** START **
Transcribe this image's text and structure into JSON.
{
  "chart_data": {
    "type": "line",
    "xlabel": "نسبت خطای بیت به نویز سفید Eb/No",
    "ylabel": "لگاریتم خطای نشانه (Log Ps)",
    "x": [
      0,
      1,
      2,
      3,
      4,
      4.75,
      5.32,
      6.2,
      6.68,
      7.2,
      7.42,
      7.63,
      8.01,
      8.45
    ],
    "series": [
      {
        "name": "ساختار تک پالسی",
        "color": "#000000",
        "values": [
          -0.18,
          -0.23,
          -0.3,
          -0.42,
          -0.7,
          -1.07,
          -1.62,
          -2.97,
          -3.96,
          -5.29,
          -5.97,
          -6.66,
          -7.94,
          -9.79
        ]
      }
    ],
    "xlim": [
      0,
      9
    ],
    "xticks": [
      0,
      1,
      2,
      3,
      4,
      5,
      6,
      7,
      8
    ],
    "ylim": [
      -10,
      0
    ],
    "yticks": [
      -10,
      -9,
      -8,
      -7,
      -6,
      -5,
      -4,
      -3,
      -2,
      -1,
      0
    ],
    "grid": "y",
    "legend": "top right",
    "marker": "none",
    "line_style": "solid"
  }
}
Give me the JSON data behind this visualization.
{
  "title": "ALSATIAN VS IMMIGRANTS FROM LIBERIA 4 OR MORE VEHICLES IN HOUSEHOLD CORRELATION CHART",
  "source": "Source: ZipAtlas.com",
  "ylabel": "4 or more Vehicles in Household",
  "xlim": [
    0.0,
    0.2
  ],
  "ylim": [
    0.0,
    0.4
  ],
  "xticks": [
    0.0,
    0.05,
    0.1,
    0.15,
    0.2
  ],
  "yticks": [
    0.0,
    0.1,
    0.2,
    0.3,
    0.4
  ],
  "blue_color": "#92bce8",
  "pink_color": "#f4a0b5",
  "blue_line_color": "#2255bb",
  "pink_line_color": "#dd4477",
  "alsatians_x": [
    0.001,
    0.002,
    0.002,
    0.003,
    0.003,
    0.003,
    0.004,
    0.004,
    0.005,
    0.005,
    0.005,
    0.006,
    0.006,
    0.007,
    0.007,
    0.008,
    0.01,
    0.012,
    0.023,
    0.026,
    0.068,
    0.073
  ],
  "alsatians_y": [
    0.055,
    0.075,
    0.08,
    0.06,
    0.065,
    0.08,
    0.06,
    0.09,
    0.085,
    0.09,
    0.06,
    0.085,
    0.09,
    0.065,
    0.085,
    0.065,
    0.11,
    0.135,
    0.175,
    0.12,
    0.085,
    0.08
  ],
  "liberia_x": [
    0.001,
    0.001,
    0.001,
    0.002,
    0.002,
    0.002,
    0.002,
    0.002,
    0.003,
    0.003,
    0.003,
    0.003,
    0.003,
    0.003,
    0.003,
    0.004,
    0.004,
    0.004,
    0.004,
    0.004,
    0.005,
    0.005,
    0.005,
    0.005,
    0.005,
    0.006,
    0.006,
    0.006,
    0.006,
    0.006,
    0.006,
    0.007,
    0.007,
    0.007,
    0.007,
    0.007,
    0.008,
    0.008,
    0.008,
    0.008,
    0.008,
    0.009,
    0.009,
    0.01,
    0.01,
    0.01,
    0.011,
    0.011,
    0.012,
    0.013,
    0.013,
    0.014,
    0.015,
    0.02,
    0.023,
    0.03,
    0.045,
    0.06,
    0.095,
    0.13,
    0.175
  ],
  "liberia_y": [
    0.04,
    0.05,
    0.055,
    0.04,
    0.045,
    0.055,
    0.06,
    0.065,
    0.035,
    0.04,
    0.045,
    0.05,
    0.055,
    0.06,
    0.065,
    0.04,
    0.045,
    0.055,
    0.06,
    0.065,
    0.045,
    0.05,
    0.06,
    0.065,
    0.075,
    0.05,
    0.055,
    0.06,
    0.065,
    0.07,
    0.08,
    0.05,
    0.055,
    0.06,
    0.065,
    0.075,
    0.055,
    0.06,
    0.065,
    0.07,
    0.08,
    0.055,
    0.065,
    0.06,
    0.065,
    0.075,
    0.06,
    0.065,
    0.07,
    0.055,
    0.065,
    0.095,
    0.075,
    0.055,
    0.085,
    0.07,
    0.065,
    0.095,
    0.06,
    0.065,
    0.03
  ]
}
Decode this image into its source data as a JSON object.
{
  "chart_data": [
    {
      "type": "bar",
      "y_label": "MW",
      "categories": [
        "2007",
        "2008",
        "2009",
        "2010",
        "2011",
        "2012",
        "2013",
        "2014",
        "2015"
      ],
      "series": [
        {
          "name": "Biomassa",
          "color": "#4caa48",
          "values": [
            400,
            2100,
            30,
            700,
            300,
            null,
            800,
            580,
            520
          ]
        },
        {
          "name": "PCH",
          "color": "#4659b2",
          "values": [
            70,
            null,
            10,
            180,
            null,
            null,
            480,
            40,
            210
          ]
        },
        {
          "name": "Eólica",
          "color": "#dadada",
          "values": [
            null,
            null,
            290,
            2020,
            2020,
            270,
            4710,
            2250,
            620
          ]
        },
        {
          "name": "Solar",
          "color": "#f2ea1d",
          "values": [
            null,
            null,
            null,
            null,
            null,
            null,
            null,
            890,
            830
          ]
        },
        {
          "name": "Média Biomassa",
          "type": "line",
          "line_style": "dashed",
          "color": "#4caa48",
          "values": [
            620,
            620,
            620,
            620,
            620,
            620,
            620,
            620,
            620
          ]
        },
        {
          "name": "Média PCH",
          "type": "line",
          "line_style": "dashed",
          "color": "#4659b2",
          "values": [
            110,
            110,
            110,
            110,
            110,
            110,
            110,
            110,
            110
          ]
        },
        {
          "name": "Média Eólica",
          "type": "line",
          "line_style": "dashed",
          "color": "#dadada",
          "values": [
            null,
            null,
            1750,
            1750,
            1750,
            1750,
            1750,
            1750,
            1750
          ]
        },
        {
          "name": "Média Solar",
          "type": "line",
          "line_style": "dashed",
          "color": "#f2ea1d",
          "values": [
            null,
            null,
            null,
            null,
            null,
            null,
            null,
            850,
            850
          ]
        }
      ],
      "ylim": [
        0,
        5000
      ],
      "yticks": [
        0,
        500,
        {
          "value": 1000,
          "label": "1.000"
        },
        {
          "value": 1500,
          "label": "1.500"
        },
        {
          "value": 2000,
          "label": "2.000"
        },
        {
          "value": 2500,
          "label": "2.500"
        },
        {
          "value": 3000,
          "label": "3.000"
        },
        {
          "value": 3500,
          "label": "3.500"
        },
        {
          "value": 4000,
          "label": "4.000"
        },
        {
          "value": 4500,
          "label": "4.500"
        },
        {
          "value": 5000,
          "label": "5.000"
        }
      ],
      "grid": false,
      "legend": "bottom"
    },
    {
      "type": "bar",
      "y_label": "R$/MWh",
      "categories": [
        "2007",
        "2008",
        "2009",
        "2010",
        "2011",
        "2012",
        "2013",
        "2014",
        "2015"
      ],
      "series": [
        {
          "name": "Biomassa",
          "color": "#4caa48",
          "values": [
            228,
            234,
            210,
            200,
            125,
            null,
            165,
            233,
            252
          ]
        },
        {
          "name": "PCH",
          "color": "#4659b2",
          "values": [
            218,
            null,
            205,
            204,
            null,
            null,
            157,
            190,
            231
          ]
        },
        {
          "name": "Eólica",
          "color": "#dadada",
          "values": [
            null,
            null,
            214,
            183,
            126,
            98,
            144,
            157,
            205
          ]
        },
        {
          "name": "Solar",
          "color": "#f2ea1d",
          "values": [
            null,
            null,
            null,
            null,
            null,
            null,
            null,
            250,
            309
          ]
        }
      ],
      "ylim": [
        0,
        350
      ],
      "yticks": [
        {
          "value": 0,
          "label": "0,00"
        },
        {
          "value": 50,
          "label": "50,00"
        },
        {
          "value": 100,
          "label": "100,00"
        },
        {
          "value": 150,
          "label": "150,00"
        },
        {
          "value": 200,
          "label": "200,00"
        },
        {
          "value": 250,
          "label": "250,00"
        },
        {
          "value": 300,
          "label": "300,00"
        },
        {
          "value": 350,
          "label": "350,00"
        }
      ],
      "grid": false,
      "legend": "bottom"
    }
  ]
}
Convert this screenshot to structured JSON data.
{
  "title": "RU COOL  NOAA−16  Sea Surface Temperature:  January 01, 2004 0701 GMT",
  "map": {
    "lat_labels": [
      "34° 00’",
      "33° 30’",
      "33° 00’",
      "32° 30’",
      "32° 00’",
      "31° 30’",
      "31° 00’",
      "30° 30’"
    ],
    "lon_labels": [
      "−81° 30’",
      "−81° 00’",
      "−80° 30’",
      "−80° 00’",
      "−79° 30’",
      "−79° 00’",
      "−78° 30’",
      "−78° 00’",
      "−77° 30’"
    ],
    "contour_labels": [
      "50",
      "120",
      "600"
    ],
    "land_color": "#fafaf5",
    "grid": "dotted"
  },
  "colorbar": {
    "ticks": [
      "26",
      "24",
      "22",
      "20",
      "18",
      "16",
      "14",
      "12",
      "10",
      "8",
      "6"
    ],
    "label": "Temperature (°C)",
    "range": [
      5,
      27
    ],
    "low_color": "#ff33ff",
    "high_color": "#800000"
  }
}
** END **
• Task directions
Among the entries above, how many lines hold the word "into"? Reply with only that number.

• Exercise response
2